Every line that contains the word "qarshi" should be copied.

» **Records for this exercise**:
────────────────
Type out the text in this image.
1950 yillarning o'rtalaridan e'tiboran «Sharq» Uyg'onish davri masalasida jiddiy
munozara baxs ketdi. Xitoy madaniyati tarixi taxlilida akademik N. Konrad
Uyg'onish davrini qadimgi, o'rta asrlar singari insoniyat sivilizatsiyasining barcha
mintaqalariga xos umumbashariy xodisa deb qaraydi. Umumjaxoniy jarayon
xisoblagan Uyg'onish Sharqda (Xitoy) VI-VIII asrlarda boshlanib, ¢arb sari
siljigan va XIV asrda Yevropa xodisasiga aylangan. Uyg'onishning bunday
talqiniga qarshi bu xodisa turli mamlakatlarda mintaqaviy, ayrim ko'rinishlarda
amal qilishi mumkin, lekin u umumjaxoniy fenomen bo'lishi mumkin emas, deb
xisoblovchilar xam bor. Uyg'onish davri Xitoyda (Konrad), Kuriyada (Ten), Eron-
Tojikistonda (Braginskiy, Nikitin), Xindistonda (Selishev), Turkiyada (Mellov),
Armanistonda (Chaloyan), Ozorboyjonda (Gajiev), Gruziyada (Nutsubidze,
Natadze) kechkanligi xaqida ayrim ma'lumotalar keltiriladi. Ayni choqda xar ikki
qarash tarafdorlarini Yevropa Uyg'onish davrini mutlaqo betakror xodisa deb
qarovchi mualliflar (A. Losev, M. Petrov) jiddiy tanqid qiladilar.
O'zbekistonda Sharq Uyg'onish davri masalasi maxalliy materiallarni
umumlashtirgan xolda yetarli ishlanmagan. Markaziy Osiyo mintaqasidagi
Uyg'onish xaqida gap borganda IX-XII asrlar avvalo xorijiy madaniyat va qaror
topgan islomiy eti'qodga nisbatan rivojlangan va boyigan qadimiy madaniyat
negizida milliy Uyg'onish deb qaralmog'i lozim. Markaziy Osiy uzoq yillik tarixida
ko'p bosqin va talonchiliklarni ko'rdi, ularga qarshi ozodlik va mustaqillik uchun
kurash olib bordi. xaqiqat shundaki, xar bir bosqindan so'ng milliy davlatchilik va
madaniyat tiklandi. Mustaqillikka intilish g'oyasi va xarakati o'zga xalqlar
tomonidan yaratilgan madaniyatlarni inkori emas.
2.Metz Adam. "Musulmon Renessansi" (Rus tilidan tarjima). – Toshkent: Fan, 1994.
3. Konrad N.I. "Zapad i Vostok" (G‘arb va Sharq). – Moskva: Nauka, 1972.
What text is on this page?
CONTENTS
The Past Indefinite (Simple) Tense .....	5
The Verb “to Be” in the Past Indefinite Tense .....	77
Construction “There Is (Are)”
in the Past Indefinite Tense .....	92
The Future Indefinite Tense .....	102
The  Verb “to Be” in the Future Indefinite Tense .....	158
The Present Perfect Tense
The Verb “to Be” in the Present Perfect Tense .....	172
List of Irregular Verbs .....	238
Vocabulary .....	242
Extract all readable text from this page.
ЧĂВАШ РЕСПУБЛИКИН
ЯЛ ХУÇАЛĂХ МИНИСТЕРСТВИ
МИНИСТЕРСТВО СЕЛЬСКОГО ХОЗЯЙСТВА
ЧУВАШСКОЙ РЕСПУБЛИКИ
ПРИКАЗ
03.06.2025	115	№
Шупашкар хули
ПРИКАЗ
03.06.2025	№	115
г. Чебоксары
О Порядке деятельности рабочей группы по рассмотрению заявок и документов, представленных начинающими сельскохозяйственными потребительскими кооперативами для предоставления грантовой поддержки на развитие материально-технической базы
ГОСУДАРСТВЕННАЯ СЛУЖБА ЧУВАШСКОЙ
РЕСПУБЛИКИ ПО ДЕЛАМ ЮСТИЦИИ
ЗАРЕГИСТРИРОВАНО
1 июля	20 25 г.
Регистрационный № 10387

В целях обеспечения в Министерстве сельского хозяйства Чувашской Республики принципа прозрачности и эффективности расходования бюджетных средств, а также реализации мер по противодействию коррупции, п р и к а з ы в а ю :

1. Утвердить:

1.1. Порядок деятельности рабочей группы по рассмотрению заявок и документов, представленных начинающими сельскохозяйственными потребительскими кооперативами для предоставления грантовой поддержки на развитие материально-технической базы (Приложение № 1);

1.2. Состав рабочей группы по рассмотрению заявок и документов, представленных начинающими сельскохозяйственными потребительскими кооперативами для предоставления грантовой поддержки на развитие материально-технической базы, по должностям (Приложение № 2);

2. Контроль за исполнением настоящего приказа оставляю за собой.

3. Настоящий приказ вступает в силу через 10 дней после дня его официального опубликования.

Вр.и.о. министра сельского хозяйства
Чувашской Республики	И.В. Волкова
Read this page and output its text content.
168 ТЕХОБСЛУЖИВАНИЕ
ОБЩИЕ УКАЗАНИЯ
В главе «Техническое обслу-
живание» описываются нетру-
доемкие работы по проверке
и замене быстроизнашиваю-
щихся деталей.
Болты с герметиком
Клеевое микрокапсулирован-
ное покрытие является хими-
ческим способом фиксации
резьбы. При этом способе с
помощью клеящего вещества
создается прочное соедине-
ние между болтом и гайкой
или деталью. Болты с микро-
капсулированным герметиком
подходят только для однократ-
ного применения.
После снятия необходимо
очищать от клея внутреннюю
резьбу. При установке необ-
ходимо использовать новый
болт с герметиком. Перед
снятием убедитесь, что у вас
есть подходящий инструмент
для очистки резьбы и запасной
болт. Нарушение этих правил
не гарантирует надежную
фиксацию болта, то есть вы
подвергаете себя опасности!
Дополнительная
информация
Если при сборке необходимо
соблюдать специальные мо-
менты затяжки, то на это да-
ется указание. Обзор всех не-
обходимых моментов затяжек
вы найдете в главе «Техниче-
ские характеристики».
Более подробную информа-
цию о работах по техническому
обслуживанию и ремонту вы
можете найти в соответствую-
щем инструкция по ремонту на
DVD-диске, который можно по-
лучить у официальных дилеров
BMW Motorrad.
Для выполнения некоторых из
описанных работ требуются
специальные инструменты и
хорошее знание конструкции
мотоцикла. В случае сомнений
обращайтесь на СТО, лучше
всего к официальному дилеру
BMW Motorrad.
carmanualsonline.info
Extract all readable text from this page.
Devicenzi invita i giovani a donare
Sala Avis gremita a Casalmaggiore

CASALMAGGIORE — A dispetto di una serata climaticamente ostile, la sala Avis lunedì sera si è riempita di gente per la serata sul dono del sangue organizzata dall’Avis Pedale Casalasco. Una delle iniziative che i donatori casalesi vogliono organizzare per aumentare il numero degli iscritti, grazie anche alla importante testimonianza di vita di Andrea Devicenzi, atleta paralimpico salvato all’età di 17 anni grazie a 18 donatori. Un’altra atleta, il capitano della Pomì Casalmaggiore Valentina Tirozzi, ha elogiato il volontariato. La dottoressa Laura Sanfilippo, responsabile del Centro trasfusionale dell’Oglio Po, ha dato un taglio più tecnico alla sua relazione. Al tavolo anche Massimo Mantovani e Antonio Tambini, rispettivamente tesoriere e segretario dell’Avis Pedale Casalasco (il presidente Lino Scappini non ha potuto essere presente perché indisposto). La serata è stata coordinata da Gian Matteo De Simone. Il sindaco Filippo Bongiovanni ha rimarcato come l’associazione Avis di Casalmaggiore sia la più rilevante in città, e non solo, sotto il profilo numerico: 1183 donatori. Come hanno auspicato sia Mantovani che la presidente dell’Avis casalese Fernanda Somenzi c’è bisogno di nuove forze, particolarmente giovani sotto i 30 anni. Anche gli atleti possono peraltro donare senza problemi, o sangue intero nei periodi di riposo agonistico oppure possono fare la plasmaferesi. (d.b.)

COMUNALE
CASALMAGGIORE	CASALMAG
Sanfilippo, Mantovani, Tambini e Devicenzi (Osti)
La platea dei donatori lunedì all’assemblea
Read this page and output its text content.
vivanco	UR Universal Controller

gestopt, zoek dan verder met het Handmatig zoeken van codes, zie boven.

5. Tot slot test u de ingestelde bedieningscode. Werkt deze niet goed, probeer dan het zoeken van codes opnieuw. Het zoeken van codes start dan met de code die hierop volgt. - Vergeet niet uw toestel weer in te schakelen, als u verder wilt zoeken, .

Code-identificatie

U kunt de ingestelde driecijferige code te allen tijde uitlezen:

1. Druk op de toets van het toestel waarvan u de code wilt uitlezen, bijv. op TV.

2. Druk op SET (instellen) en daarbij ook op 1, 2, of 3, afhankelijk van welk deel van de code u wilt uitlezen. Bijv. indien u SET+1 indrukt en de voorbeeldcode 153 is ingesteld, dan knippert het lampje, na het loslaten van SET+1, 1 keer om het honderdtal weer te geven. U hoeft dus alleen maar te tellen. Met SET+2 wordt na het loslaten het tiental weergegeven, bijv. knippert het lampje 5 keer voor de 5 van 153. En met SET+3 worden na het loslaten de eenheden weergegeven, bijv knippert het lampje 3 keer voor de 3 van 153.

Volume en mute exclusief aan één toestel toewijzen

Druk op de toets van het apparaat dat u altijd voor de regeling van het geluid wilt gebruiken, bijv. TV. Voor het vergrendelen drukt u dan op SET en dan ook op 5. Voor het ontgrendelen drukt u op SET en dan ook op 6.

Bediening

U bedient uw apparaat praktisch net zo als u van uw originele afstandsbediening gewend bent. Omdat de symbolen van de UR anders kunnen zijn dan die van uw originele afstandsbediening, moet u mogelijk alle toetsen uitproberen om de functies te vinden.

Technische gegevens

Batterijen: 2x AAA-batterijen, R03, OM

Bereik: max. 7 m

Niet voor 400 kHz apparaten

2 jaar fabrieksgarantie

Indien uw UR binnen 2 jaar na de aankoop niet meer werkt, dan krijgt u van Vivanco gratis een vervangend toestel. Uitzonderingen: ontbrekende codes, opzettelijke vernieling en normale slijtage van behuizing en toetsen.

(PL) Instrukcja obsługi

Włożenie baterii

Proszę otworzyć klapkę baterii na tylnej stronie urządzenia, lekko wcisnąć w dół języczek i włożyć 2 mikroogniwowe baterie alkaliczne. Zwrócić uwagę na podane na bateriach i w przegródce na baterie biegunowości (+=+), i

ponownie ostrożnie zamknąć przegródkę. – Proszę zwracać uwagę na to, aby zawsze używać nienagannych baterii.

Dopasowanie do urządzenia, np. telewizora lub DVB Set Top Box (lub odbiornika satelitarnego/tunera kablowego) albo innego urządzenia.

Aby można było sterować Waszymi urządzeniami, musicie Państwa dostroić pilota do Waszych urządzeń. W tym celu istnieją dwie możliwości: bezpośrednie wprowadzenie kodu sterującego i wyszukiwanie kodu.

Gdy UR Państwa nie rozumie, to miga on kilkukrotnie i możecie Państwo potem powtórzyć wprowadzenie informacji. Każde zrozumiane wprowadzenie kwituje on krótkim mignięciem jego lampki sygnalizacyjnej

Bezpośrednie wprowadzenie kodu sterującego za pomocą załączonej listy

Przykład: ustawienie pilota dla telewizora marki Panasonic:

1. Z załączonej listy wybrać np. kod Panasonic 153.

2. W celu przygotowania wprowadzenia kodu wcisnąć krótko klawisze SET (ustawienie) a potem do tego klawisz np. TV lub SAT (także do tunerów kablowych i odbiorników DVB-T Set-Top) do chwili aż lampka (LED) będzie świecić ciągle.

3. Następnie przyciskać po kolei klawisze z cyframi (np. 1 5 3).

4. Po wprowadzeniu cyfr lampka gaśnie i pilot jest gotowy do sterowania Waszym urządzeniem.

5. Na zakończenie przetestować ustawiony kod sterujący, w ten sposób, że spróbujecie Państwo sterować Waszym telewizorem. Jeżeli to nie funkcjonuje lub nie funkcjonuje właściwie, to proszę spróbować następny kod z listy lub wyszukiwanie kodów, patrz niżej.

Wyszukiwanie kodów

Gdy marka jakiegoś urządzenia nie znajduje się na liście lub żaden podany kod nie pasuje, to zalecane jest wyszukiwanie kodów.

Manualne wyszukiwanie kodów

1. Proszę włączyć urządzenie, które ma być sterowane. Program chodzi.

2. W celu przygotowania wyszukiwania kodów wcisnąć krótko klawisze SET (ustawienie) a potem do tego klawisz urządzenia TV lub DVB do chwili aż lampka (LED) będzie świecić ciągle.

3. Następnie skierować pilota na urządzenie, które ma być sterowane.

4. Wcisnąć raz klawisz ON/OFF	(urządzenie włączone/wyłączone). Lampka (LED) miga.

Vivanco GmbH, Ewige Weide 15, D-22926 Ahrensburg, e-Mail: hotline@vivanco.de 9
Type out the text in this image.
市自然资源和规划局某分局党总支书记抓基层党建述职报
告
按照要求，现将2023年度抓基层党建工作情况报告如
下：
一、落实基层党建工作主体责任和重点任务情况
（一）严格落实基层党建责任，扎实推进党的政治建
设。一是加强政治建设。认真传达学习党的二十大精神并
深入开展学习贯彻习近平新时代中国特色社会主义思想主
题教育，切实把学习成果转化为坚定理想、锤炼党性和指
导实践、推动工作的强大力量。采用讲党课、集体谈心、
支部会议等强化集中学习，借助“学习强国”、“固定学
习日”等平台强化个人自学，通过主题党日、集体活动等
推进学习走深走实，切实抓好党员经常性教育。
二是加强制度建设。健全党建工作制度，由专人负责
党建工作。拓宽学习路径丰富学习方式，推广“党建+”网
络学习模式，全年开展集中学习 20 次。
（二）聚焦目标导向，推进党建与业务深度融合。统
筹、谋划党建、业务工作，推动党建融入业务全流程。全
────────────────
» **Output for this exercise**:
talqiniga qarshi bu xodisa turli mamlakatlarda mintaqaviy, ayrim ko'rinishlarda
ko'p bosqin va talonchiliklarni ko'rdi, ularga qarshi ozodlik va mustaqillik uchun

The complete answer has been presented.